**Exercise**
Reproduce every line of the listing that follows verbatim, without any alteration.

Source listing

>>>>>

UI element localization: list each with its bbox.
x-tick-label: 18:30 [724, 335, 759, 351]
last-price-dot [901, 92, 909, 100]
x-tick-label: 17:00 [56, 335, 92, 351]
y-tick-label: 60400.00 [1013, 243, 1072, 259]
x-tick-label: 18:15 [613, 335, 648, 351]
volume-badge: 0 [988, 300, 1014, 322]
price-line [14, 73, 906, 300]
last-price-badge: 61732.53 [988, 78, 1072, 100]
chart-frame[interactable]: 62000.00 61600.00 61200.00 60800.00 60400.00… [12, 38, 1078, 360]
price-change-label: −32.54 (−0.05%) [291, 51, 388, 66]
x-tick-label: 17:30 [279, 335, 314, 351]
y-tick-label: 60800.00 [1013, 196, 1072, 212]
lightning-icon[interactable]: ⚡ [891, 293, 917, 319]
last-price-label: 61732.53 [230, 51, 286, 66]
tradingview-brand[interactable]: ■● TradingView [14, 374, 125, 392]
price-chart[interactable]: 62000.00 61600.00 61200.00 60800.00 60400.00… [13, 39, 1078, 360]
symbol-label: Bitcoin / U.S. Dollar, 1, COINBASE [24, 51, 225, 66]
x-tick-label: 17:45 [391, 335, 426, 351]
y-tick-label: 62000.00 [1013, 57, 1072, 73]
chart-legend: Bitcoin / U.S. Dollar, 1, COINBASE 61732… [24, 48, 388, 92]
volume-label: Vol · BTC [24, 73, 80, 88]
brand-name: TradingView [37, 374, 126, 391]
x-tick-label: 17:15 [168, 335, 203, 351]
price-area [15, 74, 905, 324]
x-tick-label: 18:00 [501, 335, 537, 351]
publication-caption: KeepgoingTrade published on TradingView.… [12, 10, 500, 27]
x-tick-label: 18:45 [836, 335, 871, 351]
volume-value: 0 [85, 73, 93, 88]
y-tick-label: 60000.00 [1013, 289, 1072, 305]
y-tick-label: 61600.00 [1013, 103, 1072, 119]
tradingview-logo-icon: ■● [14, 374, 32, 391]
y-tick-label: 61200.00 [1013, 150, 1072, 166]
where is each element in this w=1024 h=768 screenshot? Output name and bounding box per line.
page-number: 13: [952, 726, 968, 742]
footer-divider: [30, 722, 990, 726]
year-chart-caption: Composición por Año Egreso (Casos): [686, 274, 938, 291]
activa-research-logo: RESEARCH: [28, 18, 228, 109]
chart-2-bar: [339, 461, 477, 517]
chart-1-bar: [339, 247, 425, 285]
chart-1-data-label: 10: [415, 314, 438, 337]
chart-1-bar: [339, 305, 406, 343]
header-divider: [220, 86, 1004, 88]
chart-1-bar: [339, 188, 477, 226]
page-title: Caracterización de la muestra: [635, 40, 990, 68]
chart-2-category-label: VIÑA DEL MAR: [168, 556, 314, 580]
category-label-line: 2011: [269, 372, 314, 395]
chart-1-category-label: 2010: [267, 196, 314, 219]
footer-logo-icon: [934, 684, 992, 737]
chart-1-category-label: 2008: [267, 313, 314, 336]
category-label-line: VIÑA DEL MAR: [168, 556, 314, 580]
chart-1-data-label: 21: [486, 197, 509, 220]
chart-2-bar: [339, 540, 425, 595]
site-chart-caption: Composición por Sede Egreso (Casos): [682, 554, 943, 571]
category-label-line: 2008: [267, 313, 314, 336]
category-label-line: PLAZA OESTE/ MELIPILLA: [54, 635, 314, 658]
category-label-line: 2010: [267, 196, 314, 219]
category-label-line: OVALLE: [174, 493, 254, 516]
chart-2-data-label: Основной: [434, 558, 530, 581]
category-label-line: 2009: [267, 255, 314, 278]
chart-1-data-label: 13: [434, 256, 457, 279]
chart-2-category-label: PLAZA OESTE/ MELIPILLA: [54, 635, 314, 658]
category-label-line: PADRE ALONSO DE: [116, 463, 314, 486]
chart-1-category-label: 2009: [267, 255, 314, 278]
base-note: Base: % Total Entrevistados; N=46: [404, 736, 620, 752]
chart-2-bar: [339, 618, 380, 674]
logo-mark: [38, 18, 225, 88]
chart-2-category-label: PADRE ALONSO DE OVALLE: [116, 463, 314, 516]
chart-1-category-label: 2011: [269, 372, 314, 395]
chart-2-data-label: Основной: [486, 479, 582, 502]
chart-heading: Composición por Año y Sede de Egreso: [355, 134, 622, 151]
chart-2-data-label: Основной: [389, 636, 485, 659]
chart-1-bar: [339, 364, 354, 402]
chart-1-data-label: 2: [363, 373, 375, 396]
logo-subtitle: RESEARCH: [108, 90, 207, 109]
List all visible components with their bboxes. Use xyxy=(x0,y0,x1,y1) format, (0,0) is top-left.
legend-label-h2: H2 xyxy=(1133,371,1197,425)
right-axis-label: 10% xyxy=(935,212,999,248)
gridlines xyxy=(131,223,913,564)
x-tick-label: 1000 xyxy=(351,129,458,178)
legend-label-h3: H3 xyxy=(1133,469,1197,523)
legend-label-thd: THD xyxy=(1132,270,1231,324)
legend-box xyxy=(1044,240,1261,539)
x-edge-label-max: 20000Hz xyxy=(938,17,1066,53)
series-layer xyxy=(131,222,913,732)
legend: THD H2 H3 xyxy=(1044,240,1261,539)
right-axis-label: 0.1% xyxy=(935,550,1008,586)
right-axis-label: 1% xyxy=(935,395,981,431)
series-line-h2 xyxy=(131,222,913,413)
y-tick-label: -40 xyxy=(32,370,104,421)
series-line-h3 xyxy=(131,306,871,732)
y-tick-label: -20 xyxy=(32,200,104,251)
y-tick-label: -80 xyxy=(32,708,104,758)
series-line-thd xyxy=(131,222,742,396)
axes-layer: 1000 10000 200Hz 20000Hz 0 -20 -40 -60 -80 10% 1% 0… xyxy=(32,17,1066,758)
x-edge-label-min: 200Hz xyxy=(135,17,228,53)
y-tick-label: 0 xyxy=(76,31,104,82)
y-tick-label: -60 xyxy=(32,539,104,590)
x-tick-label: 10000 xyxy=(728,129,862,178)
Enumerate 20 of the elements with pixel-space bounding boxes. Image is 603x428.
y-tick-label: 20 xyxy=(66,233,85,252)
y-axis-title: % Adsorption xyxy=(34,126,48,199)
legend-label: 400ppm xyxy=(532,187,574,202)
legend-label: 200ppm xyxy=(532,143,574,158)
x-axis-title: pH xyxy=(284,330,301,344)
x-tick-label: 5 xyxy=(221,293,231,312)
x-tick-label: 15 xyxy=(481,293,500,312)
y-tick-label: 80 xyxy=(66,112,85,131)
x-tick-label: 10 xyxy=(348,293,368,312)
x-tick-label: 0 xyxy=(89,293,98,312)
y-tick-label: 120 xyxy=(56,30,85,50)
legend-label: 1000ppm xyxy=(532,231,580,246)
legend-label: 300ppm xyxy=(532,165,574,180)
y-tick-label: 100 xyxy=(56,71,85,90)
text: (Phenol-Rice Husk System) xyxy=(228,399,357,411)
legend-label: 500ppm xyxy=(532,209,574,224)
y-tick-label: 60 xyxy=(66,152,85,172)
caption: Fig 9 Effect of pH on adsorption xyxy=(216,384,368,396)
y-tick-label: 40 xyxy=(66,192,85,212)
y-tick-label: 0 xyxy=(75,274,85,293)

<<<<<

**Answer for the task**
UI element localization: list each with its bbox.
x-tick-label: 18:30 [724, 335, 759, 351]
last-price-dot [901, 92, 909, 100]
x-tick-label: 17:00 [56, 335, 92, 351]
y-tick-label: 60400.00 [1013, 243, 1072, 259]
x-tick-label: 18:15 [613, 335, 648, 351]
volume-badge: 0 [988, 300, 1014, 322]
price-line [14, 73, 906, 300]
last-price-badge: 61732.53 [988, 78, 1072, 100]
chart-frame[interactable]: 62000.00 61600.00 61200.00 60800.00 60400.00… [12, 38, 1078, 360]
price-change-label: −32.54 (−0.05%) [291, 51, 388, 66]
x-tick-label: 17:30 [279, 335, 314, 351]
y-tick-label: 60800.00 [1013, 196, 1072, 212]
lightning-icon[interactable]: ⚡ [891, 293, 917, 319]
last-price-label: 61732.53 [230, 51, 286, 66]
tradingview-brand[interactable]: ■● TradingView [14, 374, 125, 392]
price-chart[interactable]: 62000.00 61600.00 61200.00 60800.00 60400.00… [13, 39, 1078, 360]
symbol-label: Bitcoin / U.S. Dollar, 1, COINBASE [24, 51, 225, 66]
x-tick-label: 17:45 [391, 335, 426, 351]
y-tick-label: 62000.00 [1013, 57, 1072, 73]
chart-legend: Bitcoin / U.S. Dollar, 1, COINBASE 61732… [24, 48, 388, 92]
volume-label: Vol · BTC [24, 73, 80, 88]
brand-name: TradingView [37, 374, 126, 391]
x-tick-label: 17:15 [168, 335, 203, 351]
price-area [15, 74, 905, 324]
x-tick-label: 18:00 [501, 335, 537, 351]
publication-caption: KeepgoingTrade published on TradingView.… [12, 10, 500, 27]
x-tick-label: 18:45 [836, 335, 871, 351]
volume-value: 0 [85, 73, 93, 88]
y-tick-label: 60000.00 [1013, 289, 1072, 305]
y-tick-label: 61600.00 [1013, 103, 1072, 119]
tradingview-logo-icon: ■● [14, 374, 32, 391]
y-tick-label: 61200.00 [1013, 150, 1072, 166]
where is each element in this w=1024 h=768 screenshot? Output name and bounding box per line.
page-number: 13: [952, 726, 968, 742]
footer-divider: [30, 722, 990, 726]
year-chart-caption: Composición por Año Egreso (Casos): [686, 274, 938, 291]
activa-research-logo: RESEARCH: [28, 18, 228, 109]
chart-2-bar: [339, 461, 477, 517]
chart-1-bar: [339, 247, 425, 285]
chart-1-data-label: 10: [415, 314, 438, 337]
chart-1-bar: [339, 305, 406, 343]
header-divider: [220, 86, 1004, 88]
chart-1-bar: [339, 188, 477, 226]
page-title: Caracterización de la muestra: [635, 40, 990, 68]
chart-2-category-label: VIÑA DEL MAR: [168, 556, 314, 580]
category-label-line: 2011: [269, 372, 314, 395]
chart-1-category-label: 2010: [267, 196, 314, 219]
footer-logo-icon: [934, 684, 992, 737]
chart-1-category-label: 2008: [267, 313, 314, 336]
category-label-line: VIÑA DEL MAR: [168, 556, 314, 580]
chart-1-data-label: 21: [486, 197, 509, 220]
chart-2-bar: [339, 540, 425, 595]
site-chart-caption: Composición por Sede Egreso (Casos): [682, 554, 943, 571]
category-label-line: 2008: [267, 313, 314, 336]
category-label-line: PLAZA OESTE/ MELIPILLA: [54, 635, 314, 658]
category-label-line: 2010: [267, 196, 314, 219]
category-label-line: OVALLE: [174, 493, 254, 516]
chart-2-data-label: Основной: [434, 558, 530, 581]
category-label-line: 2009: [267, 255, 314, 278]
chart-1-data-label: 13: [434, 256, 457, 279]
chart-2-category-label: PLAZA OESTE/ MELIPILLA: [54, 635, 314, 658]
category-label-line: PADRE ALONSO DE: [116, 463, 314, 486]
chart-1-category-label: 2009: [267, 255, 314, 278]
base-note: Base: % Total Entrevistados; N=46: [404, 736, 620, 752]
chart-2-bar: [339, 618, 380, 674]
logo-mark: [38, 18, 225, 88]
chart-2-category-label: PADRE ALONSO DE OVALLE: [116, 463, 314, 516]
chart-1-category-label: 2011: [269, 372, 314, 395]
chart-2-data-label: Основной: [486, 479, 582, 502]
chart-heading: Composición por Año y Sede de Egreso: [355, 134, 622, 151]
chart-2-data-label: Основной: [389, 636, 485, 659]
chart-1-bar: [339, 364, 354, 402]
chart-1-data-label: 2: [363, 373, 375, 396]
logo-subtitle: RESEARCH: [108, 90, 207, 109]
List all visible components with their bboxes. Use xyxy=(x0,y0,x1,y1) format, (0,0) is top-left.
legend-label-h2: H2 xyxy=(1133,371,1197,425)
right-axis-label: 10% xyxy=(935,212,999,248)
gridlines xyxy=(131,223,913,564)
x-tick-label: 1000 xyxy=(351,129,458,178)
legend-label-h3: H3 xyxy=(1133,469,1197,523)
legend-label-thd: THD xyxy=(1132,270,1231,324)
legend-box xyxy=(1044,240,1261,539)
x-edge-label-max: 20000Hz xyxy=(938,17,1066,53)
series-layer xyxy=(131,222,913,732)
legend: THD H2 H3 xyxy=(1044,240,1261,539)
right-axis-label: 0.1% xyxy=(935,550,1008,586)
right-axis-label: 1% xyxy=(935,395,981,431)
series-line-h2 xyxy=(131,222,913,413)
y-tick-label: -40 xyxy=(32,370,104,421)
series-line-h3 xyxy=(131,306,871,732)
y-tick-label: -20 xyxy=(32,200,104,251)
y-tick-label: -80 xyxy=(32,708,104,758)
series-line-thd xyxy=(131,222,742,396)
axes-layer: 1000 10000 200Hz 20000Hz 0 -20 -40 -60 -80 10% 1% 0… xyxy=(32,17,1066,758)
x-edge-label-min: 200Hz xyxy=(135,17,228,53)
y-tick-label: 0 xyxy=(76,31,104,82)
y-tick-label: -60 xyxy=(32,539,104,590)
x-tick-label: 10000 xyxy=(728,129,862,178)
Enumerate 20 of the elements with pixel-space bounding boxes. Image is 603x428.
y-tick-label: 20 xyxy=(66,233,85,252)
y-axis-title: % Adsorption xyxy=(34,126,48,199)
legend-label: 400ppm xyxy=(532,187,574,202)
legend-label: 200ppm xyxy=(532,143,574,158)
x-axis-title: pH xyxy=(284,330,301,344)
x-tick-label: 5 xyxy=(221,293,231,312)
x-tick-label: 15 xyxy=(481,293,500,312)
y-tick-label: 80 xyxy=(66,112,85,131)
x-tick-label: 10 xyxy=(348,293,368,312)
x-tick-label: 0 xyxy=(89,293,98,312)
y-tick-label: 120 xyxy=(56,30,85,50)
legend-label: 1000ppm xyxy=(532,231,580,246)
legend-label: 300ppm xyxy=(532,165,574,180)
y-tick-label: 100 xyxy=(56,71,85,90)
text: (Phenol-Rice Husk System) xyxy=(228,399,357,411)
legend-label: 500ppm xyxy=(532,209,574,224)
y-tick-label: 60 xyxy=(66,152,85,172)
caption: Fig 9 Effect of pH on adsorption xyxy=(216,384,368,396)
y-tick-label: 40 xyxy=(66,192,85,212)
y-tick-label: 0 xyxy=(75,274,85,293)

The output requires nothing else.